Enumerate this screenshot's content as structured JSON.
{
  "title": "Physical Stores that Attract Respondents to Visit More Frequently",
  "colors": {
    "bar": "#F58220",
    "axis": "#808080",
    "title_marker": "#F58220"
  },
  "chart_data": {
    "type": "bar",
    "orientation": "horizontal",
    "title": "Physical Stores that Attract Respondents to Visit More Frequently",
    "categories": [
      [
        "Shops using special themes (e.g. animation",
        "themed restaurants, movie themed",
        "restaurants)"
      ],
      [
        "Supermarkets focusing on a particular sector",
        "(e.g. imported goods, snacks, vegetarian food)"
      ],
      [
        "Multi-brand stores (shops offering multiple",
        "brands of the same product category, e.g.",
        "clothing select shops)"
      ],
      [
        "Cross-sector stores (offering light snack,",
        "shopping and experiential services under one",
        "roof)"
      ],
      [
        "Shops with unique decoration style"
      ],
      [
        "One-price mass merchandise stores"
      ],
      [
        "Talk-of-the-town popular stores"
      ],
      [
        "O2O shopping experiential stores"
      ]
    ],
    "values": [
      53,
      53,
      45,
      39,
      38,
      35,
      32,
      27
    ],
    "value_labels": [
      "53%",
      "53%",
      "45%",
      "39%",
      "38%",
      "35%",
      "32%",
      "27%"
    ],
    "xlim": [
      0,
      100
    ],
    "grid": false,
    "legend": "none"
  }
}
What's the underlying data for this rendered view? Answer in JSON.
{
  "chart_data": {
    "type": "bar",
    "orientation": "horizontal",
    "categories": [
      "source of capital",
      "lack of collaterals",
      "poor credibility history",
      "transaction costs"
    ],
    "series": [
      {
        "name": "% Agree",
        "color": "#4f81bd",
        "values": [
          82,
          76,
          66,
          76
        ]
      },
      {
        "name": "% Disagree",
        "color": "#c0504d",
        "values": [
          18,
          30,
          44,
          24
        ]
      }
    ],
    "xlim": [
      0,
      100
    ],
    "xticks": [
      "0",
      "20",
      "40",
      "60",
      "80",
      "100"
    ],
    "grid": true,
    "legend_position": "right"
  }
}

^^^^

### WHAT IS BEING ASKED
Count the lines in which the string "Visit" appears, then report only that figure.

### SOLUTION TO THE EXERCISE
2